* Begin Data for processing *

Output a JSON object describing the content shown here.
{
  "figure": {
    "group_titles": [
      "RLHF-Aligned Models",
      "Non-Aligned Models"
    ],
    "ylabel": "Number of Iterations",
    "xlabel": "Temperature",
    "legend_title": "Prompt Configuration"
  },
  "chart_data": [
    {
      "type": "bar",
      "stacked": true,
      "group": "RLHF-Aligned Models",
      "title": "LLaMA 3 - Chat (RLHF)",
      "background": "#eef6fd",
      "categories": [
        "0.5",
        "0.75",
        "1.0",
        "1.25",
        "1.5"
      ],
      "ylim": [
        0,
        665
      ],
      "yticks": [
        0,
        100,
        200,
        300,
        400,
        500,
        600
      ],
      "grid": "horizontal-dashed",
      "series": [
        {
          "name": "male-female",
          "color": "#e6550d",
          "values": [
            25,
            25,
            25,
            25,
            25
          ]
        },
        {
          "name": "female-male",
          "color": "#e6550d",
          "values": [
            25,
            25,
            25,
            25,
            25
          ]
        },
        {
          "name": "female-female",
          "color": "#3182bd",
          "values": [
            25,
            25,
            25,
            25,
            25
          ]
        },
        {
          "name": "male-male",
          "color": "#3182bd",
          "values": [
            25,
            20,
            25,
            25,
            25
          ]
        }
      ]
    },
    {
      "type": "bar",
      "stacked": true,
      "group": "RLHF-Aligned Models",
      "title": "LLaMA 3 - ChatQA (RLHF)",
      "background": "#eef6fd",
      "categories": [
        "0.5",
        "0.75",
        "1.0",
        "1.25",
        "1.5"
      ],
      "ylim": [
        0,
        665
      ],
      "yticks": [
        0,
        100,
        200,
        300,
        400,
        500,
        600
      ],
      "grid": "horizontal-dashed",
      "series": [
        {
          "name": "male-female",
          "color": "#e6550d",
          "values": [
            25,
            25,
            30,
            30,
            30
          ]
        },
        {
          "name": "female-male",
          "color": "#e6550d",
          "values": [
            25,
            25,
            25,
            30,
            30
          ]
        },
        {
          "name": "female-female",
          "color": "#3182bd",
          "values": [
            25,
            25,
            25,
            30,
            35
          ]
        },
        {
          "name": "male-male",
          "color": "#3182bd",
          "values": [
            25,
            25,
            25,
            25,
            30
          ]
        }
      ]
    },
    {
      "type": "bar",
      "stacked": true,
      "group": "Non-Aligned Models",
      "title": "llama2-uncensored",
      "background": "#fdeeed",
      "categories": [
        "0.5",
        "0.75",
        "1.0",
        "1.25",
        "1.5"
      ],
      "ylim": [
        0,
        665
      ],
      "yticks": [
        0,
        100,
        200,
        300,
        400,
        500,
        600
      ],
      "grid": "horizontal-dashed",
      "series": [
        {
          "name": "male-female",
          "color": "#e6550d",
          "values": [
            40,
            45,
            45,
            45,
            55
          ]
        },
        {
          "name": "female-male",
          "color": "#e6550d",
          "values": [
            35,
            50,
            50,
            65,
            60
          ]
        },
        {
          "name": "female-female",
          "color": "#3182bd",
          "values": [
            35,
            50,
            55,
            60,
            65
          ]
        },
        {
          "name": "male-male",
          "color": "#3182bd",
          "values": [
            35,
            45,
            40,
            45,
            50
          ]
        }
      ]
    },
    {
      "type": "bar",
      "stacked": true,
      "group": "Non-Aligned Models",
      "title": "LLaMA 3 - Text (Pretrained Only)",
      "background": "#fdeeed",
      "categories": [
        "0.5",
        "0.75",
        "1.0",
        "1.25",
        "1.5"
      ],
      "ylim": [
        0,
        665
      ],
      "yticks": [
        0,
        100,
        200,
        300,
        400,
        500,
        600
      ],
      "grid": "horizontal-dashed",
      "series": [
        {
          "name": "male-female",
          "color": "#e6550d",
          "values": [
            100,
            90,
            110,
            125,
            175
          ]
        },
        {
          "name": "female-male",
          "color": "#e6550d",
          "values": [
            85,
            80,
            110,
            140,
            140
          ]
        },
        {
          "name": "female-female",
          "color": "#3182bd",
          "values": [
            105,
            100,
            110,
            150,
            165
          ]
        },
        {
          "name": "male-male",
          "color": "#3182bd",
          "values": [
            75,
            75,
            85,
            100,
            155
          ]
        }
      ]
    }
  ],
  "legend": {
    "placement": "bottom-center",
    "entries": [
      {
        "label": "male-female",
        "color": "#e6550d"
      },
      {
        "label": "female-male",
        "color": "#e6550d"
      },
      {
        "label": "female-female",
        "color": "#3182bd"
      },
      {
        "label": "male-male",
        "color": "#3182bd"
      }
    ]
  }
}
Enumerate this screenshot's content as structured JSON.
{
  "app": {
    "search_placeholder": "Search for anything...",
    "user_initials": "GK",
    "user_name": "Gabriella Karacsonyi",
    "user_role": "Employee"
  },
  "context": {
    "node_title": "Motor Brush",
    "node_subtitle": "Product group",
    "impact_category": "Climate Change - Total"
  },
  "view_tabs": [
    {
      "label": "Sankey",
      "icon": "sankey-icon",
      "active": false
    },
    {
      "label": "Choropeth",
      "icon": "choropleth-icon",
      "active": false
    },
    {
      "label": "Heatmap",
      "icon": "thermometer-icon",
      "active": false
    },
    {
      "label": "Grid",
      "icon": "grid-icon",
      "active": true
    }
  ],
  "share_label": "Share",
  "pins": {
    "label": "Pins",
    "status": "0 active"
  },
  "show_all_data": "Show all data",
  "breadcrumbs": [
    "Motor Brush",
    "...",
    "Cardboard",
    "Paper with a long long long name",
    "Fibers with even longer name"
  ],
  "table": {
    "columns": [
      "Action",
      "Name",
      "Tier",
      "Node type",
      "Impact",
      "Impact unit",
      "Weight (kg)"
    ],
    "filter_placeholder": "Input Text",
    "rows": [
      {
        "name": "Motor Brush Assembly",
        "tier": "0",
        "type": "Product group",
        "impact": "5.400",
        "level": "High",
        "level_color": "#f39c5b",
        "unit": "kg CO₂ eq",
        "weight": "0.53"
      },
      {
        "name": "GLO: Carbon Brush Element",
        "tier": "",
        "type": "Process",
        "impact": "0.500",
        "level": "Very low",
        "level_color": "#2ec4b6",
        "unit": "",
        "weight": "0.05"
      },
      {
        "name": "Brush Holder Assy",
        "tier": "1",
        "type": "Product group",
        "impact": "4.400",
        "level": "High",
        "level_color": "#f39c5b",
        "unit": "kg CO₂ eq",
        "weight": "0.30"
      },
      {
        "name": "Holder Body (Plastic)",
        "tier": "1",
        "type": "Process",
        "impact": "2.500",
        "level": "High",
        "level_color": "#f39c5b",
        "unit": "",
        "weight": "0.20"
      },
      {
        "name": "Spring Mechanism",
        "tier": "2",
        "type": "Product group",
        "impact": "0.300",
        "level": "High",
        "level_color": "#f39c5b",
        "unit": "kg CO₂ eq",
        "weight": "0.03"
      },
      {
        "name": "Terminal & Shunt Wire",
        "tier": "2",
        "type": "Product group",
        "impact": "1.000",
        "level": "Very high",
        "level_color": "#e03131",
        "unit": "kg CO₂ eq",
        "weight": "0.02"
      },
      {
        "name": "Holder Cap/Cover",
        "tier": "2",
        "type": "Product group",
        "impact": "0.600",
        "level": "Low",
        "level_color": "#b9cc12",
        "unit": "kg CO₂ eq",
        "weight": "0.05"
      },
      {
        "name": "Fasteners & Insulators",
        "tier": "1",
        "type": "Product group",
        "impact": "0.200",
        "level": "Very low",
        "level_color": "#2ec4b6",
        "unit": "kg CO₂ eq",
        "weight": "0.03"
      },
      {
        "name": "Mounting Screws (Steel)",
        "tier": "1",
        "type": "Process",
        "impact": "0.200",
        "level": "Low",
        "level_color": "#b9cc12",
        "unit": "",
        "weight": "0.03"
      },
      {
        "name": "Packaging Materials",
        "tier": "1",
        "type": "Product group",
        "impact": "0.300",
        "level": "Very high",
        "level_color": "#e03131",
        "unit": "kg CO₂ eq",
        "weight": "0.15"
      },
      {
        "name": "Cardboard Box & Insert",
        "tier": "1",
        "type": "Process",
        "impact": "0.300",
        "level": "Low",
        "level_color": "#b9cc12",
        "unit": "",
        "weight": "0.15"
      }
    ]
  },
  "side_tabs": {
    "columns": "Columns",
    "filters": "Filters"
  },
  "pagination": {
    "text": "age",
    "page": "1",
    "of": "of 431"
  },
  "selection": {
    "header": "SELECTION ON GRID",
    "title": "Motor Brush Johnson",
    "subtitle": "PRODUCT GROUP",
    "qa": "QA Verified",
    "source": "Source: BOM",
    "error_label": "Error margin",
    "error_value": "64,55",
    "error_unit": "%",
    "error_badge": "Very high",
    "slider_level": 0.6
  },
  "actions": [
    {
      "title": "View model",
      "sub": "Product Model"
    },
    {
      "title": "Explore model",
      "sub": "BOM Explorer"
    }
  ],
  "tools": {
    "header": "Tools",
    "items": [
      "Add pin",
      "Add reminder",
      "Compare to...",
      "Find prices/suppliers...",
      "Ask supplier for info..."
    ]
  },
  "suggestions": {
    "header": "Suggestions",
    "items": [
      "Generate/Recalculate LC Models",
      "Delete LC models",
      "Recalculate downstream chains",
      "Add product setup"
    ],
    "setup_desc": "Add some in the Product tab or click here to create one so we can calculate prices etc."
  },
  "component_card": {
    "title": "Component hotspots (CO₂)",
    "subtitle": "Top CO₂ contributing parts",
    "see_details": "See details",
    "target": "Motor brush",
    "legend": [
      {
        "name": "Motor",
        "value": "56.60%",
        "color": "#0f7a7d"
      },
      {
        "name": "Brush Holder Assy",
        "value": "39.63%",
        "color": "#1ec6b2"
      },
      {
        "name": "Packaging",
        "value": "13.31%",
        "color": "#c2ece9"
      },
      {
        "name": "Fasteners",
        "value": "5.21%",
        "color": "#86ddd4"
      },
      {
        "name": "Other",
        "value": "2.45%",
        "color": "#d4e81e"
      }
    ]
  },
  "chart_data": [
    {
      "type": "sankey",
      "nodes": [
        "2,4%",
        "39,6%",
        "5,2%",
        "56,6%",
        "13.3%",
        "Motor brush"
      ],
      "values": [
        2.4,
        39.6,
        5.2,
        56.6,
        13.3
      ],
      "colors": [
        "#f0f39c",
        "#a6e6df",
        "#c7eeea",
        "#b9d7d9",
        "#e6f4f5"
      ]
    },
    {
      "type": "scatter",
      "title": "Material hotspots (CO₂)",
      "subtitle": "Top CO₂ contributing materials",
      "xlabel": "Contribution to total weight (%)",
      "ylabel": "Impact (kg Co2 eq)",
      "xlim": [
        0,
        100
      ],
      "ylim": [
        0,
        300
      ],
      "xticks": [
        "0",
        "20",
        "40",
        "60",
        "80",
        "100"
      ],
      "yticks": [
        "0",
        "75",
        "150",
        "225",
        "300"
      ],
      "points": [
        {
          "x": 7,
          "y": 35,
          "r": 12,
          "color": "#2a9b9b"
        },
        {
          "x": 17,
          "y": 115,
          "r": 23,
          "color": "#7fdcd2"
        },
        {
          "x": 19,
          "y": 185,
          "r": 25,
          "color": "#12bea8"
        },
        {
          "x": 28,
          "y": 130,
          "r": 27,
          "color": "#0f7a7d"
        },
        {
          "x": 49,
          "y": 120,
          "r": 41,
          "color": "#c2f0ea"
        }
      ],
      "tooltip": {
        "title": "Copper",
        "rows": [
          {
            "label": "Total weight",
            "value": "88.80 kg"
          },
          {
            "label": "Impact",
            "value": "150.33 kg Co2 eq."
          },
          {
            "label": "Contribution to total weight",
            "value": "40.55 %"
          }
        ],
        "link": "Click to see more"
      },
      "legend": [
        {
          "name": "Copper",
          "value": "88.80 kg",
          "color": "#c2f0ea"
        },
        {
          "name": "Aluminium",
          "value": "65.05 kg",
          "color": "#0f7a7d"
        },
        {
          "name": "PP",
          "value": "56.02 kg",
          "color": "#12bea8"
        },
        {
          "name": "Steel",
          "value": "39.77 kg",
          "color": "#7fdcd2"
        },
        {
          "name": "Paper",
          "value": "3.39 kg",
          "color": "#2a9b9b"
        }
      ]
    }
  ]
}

* End Data for processing *

Directions: Tally up the lines of the listing containing the word "hotspots". Give only the total.

Response to the task: 2